• Given request: Repeat the listing in full, preserving every character.
Begin Raw records
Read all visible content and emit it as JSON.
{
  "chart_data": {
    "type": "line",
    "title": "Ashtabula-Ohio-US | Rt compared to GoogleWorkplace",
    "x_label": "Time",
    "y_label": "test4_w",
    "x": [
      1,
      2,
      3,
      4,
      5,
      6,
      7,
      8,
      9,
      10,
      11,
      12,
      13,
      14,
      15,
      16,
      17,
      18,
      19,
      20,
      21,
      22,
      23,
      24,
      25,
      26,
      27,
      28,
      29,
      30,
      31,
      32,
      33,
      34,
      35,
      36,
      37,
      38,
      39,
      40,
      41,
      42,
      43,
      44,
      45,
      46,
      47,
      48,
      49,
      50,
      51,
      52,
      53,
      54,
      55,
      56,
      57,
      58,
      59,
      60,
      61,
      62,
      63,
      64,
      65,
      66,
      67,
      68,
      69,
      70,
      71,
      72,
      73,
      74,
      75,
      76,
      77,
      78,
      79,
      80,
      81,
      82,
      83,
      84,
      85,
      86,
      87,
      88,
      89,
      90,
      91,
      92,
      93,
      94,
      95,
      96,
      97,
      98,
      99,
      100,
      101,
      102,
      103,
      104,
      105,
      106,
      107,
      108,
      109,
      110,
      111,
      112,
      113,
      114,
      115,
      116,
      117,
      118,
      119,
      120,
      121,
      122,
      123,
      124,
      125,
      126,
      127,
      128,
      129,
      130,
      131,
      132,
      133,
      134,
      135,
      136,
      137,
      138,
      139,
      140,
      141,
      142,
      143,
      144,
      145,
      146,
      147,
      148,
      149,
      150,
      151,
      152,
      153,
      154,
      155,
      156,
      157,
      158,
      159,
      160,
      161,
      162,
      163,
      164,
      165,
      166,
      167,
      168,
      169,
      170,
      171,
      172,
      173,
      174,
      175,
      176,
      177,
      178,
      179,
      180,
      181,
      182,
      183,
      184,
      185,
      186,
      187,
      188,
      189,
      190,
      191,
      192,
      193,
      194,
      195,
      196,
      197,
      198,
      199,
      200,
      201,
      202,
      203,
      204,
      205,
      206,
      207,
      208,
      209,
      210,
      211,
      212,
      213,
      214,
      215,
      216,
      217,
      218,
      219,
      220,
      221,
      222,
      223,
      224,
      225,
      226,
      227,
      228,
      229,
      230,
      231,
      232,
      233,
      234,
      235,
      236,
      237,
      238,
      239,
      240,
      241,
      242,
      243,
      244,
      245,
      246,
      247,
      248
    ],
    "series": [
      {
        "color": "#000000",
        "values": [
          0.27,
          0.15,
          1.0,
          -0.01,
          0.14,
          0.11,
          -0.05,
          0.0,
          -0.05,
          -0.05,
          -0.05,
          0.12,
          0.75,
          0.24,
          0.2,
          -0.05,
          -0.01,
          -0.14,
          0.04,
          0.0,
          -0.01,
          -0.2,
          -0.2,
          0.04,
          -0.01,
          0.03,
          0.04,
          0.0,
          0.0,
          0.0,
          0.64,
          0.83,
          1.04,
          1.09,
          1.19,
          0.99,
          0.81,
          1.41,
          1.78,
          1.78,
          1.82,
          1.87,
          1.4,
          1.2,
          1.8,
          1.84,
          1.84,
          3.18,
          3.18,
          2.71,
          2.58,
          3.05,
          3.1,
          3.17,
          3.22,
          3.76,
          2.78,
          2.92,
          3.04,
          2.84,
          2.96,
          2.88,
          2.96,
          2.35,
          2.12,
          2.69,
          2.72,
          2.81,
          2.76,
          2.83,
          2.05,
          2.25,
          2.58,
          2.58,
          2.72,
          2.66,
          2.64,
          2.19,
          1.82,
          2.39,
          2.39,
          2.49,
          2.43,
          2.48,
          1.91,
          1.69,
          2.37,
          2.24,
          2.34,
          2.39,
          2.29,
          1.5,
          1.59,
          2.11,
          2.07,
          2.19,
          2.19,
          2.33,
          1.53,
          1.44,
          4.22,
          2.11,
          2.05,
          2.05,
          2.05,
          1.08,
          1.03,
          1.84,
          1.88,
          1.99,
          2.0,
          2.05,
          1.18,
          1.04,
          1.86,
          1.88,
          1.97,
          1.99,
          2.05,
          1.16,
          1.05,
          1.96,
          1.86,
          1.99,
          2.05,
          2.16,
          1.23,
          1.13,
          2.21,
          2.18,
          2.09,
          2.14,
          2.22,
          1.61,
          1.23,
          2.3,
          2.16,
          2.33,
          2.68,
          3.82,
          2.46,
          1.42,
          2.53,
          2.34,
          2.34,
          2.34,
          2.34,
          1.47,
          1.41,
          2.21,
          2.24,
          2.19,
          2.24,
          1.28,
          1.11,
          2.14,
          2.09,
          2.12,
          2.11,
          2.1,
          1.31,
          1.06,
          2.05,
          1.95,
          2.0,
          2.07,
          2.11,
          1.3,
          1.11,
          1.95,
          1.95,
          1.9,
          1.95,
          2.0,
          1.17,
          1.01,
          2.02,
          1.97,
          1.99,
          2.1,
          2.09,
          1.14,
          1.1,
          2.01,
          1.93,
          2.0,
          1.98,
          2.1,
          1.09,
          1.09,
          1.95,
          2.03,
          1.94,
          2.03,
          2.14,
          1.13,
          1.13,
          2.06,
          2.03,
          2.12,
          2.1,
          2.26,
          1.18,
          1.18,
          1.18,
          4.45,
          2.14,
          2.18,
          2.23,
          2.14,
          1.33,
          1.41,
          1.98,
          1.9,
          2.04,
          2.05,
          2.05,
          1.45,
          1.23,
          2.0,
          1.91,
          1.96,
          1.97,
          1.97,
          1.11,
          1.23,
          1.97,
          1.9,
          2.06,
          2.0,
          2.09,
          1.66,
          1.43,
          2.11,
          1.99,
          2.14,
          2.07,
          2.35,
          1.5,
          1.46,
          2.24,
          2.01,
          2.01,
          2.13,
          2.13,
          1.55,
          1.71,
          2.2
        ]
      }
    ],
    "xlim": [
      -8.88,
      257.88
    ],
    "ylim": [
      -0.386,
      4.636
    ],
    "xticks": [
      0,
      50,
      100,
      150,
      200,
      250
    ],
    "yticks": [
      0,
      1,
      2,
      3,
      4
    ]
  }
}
End Raw records
• Response to the exercise:
Read all visible content and emit it as JSON.
{
  "chart_data": {
    "type": "line",
    "title": "Ashtabula-Ohio-US | Rt compared to GoogleWorkplace",
    "x_label": "Time",
    "y_label": "test4_w",
    "x": [
      1,
      2,
      3,
      4,
      5,
      6,
      7,
      8,
      9,
      10,
      11,
      12,
      13,
      14,
      15,
      16,
      17,
      18,
      19,
      20,
      21,
      22,
      23,
      24,
      25,
      26,
      27,
      28,
      29,
      30,
      31,
      32,
      33,
      34,
      35,
      36,
      37,
      38,
      39,
      40,
      41,
      42,
      43,
      44,
      45,
      46,
      47,
      48,
      49,
      50,
      51,
      52,
      53,
      54,
      55,
      56,
      57,
      58,
      59,
      60,
      61,
      62,
      63,
      64,
      65,
      66,
      67,
      68,
      69,
      70,
      71,
      72,
      73,
      74,
      75,
      76,
      77,
      78,
      79,
      80,
      81,
      82,
      83,
      84,
      85,
      86,
      87,
      88,
      89,
      90,
      91,
      92,
      93,
      94,
      95,
      96,
      97,
      98,
      99,
      100,
      101,
      102,
      103,
      104,
      105,
      106,
      107,
      108,
      109,
      110,
      111,
      112,
      113,
      114,
      115,
      116,
      117,
      118,
      119,
      120,
      121,
      122,
      123,
      124,
      125,
      126,
      127,
      128,
      129,
      130,
      131,
      132,
      133,
      134,
      135,
      136,
      137,
      138,
      139,
      140,
      141,
      142,
      143,
      144,
      145,
      146,
      147,
      148,
      149,
      150,
      151,
      152,
      153,
      154,
      155,
      156,
      157,
      158,
      159,
      160,
      161,
      162,
      163,
      164,
      165,
      166,
      167,
      168,
      169,
      170,
      171,
      172,
      173,
      174,
      175,
      176,
      177,
      178,
      179,
      180,
      181,
      182,
      183,
      184,
      185,
      186,
      187,
      188,
      189,
      190,
      191,
      192,
      193,
      194,
      195,
      196,
      197,
      198,
      199,
      200,
      201,
      202,
      203,
      204,
      205,
      206,
      207,
      208,
      209,
      210,
      211,
      212,
      213,
      214,
      215,
      216,
      217,
      218,
      219,
      220,
      221,
      222,
      223,
      224,
      225,
      226,
      227,
      228,
      229,
      230,
      231,
      232,
      233,
      234,
      235,
      236,
      237,
      238,
      239,
      240,
      241,
      242,
      243,
      244,
      245,
      246,
      247,
      248
    ],
    "series": [
      {
        "color": "#000000",
        "values": [
          0.27,
          0.15,
          1.0,
          -0.01,
          0.14,
          0.11,
          -0.05,
          0.0,
          -0.05,
          -0.05,
          -0.05,
          0.12,
          0.75,
          0.24,
          0.2,
          -0.05,
          -0.01,
          -0.14,
          0.04,
          0.0,
          -0.01,
          -0.2,
          -0.2,
          0.04,
          -0.01,
          0.03,
          0.04,
          0.0,
          0.0,
          0.0,
          0.64,
          0.83,
          1.04,
          1.09,
          1.19,
          0.99,
          0.81,
          1.41,
          1.78,
          1.78,
          1.82,
          1.87,
          1.4,
          1.2,
          1.8,
          1.84,
          1.84,
          3.18,
          3.18,
          2.71,
          2.58,
          3.05,
          3.1,
          3.17,
          3.22,
          3.76,
          2.78,
          2.92,
          3.04,
          2.84,
          2.96,
          2.88,
          2.96,
          2.35,
          2.12,
          2.69,
          2.72,
          2.81,
          2.76,
          2.83,
          2.05,
          2.25,
          2.58,
          2.58,
          2.72,
          2.66,
          2.64,
          2.19,
          1.82,
          2.39,
          2.39,
          2.49,
          2.43,
          2.48,
          1.91,
          1.69,
          2.37,
          2.24,
          2.34,
          2.39,
          2.29,
          1.5,
          1.59,
          2.11,
          2.07,
          2.19,
          2.19,
          2.33,
          1.53,
          1.44,
          4.22,
          2.11,
          2.05,
          2.05,
          2.05,
          1.08,
          1.03,
          1.84,
          1.88,
          1.99,
          2.0,
          2.05,
          1.18,
          1.04,
          1.86,
          1.88,
          1.97,
          1.99,
          2.05,
          1.16,
          1.05,
          1.96,
          1.86,
          1.99,
          2.05,
          2.16,
          1.23,
          1.13,
          2.21,
          2.18,
          2.09,
          2.14,
          2.22,
          1.61,
          1.23,
          2.3,
          2.16,
          2.33,
          2.68,
          3.82,
          2.46,
          1.42,
          2.53,
          2.34,
          2.34,
          2.34,
          2.34,
          1.47,
          1.41,
          2.21,
          2.24,
          2.19,
          2.24,
          1.28,
          1.11,
          2.14,
          2.09,
          2.12,
          2.11,
          2.1,
          1.31,
          1.06,
          2.05,
          1.95,
          2.0,
          2.07,
          2.11,
          1.3,
          1.11,
          1.95,
          1.95,
          1.9,
          1.95,
          2.0,
          1.17,
          1.01,
          2.02,
          1.97,
          1.99,
          2.1,
          2.09,
          1.14,
          1.1,
          2.01,
          1.93,
          2.0,
          1.98,
          2.1,
          1.09,
          1.09,
          1.95,
          2.03,
          1.94,
          2.03,
          2.14,
          1.13,
          1.13,
          2.06,
          2.03,
          2.12,
          2.1,
          2.26,
          1.18,
          1.18,
          1.18,
          4.45,
          2.14,
          2.18,
          2.23,
          2.14,
          1.33,
          1.41,
          1.98,
          1.9,
          2.04,
          2.05,
          2.05,
          1.45,
          1.23,
          2.0,
          1.91,
          1.96,
          1.97,
          1.97,
          1.11,
          1.23,
          1.97,
          1.9,
          2.06,
          2.0,
          2.09,
          1.66,
          1.43,
          2.11,
          1.99,
          2.14,
          2.07,
          2.35,
          1.5,
          1.46,
          2.24,
          2.01,
          2.01,
          2.13,
          2.13,
          1.55,
          1.71,
          2.2
        ]
      }
    ],
    "xlim": [
      -8.88,
      257.88
    ],
    "ylim": [
      -0.386,
      4.636
    ],
    "xticks": [
      0,
      50,
      100,
      150,
      200,
      250
    ],
    "yticks": [
      0,
      1,
      2,
      3,
      4
    ]
  }
}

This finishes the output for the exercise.